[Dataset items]
* * *

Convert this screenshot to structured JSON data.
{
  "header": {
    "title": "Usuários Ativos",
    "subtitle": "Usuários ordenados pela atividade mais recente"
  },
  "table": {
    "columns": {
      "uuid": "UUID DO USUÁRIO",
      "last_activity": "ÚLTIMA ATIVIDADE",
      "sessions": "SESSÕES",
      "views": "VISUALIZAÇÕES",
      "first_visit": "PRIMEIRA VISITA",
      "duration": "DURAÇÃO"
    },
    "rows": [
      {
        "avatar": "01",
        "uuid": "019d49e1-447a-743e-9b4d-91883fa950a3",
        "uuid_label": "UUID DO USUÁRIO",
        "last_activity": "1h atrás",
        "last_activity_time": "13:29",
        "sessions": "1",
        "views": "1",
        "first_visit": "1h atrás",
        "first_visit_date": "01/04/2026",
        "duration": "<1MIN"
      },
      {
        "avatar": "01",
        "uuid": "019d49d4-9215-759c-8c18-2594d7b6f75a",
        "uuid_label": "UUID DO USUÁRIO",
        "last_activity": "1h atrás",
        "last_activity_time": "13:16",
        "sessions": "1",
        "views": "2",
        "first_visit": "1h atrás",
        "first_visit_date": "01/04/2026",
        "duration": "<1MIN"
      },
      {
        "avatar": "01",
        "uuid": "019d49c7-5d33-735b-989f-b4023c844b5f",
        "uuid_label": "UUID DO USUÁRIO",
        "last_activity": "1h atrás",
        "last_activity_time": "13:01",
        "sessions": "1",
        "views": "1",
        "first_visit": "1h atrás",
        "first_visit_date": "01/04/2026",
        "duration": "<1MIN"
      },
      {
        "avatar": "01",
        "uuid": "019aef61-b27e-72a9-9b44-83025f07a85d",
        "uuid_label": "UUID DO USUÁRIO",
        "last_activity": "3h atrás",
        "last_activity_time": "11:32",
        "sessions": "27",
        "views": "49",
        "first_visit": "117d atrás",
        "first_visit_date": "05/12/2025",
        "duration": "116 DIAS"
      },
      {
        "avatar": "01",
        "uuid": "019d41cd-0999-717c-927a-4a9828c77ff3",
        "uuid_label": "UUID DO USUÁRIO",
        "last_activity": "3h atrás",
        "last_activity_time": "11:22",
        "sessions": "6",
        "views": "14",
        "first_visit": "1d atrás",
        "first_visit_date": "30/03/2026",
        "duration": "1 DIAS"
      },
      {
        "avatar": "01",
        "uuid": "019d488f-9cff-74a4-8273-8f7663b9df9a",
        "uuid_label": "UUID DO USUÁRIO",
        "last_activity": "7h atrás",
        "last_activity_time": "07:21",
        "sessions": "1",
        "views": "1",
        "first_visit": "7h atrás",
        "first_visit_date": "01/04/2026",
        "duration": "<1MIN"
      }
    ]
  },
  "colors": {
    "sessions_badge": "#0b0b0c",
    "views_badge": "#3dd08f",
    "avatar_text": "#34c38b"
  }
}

* * *

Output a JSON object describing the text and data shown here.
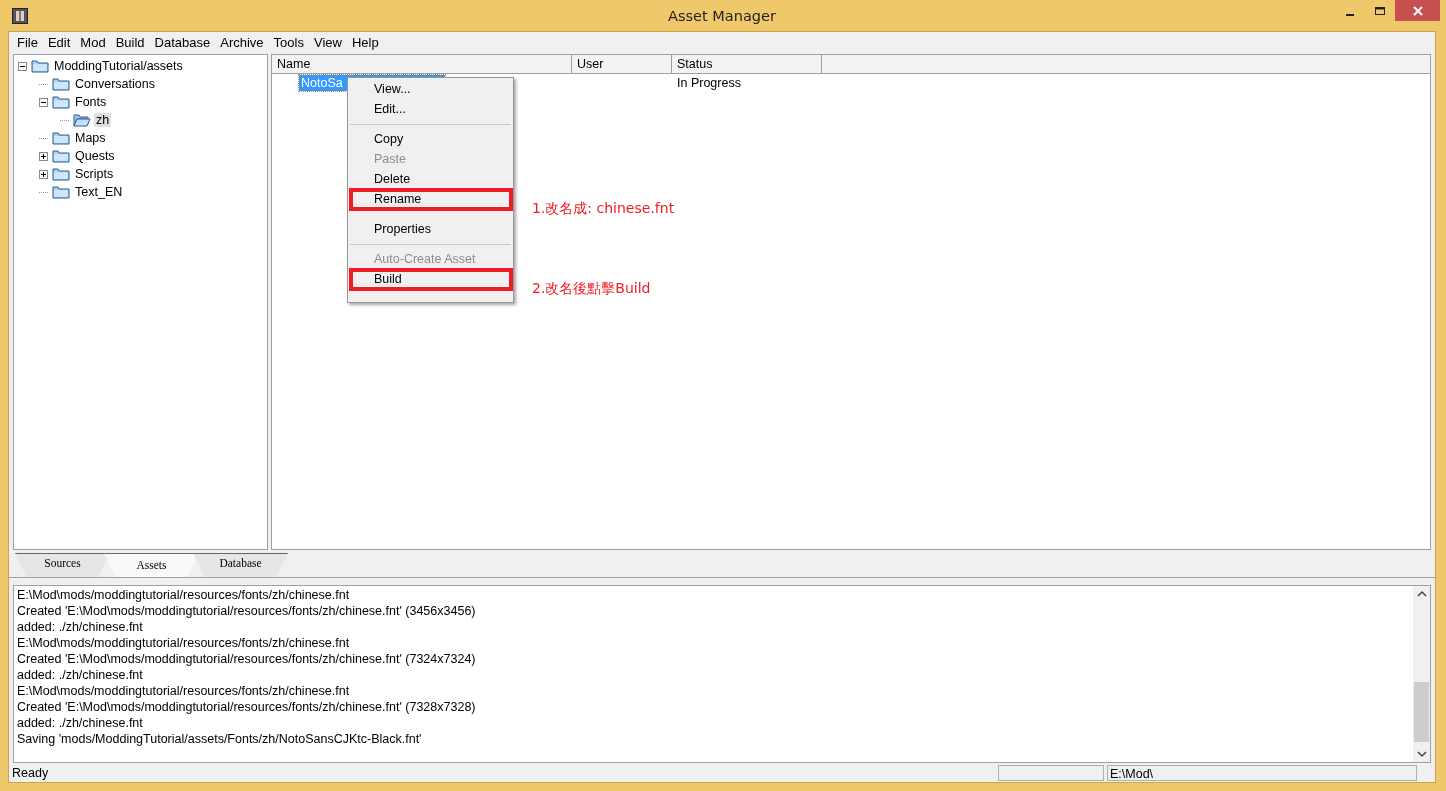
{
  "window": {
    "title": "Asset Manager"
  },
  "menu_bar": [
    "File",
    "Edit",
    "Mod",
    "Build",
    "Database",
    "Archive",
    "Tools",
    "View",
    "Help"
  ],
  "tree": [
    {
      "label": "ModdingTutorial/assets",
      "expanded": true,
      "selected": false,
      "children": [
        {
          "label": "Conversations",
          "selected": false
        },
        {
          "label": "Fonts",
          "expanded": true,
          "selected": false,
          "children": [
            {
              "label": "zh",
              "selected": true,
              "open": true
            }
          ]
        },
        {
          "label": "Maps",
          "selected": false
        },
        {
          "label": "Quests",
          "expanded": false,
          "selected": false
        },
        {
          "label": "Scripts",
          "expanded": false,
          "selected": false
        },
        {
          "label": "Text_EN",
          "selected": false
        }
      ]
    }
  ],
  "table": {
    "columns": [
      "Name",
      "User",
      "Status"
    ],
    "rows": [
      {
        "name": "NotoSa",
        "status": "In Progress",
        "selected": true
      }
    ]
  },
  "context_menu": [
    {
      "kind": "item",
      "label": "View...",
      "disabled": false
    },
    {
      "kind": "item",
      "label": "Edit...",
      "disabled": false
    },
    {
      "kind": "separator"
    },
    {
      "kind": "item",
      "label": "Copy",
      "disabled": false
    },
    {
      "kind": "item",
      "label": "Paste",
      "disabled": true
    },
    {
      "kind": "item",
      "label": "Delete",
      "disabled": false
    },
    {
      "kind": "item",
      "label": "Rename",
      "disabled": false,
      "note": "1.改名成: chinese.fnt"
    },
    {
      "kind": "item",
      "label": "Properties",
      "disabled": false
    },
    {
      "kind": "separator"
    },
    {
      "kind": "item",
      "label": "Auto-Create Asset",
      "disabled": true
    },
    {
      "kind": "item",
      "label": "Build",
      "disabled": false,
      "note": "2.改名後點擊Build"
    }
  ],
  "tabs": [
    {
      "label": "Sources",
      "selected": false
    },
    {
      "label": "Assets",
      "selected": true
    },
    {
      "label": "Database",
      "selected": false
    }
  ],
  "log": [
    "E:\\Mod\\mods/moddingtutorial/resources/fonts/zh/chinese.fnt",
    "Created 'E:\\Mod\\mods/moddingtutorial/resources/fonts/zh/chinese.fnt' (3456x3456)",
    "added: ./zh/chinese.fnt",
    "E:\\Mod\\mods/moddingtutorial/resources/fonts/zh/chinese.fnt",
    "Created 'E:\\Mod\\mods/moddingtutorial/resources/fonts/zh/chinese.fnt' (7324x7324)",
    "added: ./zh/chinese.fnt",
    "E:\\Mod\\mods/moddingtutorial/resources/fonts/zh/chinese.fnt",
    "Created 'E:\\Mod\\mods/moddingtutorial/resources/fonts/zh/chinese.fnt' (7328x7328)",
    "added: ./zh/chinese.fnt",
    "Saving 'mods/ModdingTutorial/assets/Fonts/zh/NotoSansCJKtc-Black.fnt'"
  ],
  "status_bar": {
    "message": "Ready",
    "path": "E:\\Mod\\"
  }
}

* * *

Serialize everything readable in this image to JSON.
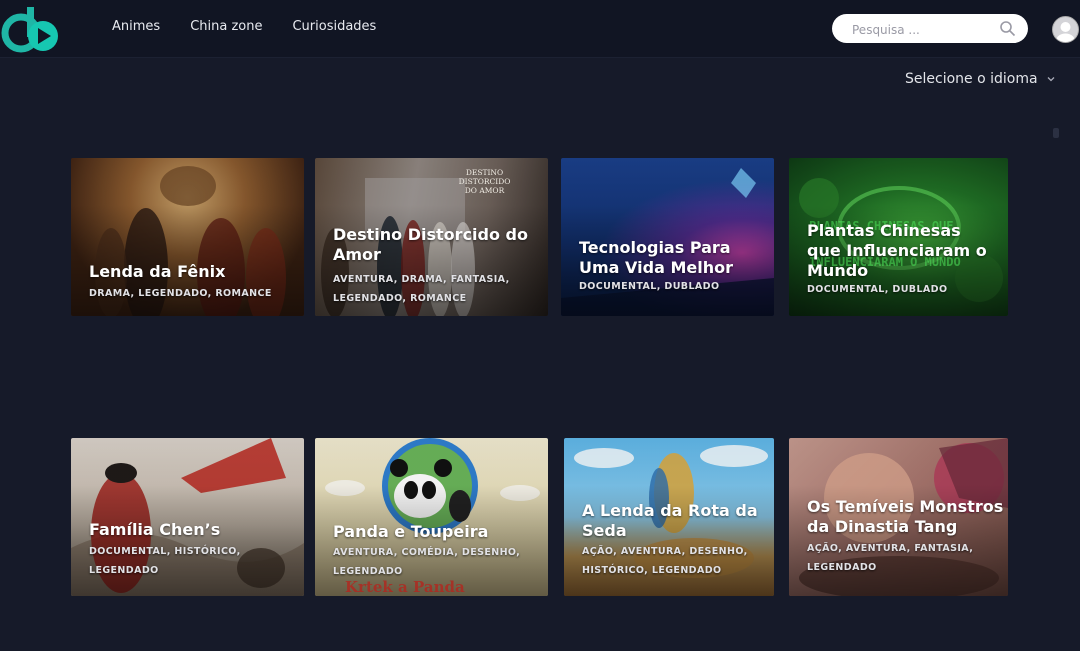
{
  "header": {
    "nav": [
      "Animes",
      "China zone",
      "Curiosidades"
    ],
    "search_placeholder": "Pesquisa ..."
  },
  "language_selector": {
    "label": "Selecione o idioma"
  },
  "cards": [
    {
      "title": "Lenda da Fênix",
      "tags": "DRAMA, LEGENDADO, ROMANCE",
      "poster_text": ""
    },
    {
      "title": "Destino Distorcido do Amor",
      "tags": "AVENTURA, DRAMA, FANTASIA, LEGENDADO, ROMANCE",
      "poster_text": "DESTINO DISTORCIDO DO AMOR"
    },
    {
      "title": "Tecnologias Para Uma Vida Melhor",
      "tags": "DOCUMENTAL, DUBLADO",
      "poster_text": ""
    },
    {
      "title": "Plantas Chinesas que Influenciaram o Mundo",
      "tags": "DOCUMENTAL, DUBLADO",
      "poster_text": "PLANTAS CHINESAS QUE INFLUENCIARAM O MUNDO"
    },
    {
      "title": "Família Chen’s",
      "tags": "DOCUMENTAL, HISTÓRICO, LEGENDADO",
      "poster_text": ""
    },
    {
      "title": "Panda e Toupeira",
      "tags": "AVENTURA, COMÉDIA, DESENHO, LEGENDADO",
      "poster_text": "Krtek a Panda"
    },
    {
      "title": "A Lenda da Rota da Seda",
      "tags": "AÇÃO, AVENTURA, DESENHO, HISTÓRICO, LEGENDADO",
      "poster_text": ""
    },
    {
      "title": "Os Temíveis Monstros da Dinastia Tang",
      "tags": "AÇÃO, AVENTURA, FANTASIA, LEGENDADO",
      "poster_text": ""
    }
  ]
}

* * *

Problem description: Go through the material line by line. Show each line that contains the string "Created".

Answer to this problem:
    "Created 'E:\\Mod\\mods/moddingtutorial/resources/fonts/zh/chinese.fnt' (3456x3456)",
    "Created 'E:\\Mod\\mods/moddingtutorial/resources/fonts/zh/chinese.fnt' (7324x7324)",
    "Created 'E:\\Mod\\mods/moddingtutorial/resources/fonts/zh/chinese.fnt' (7328x7328)",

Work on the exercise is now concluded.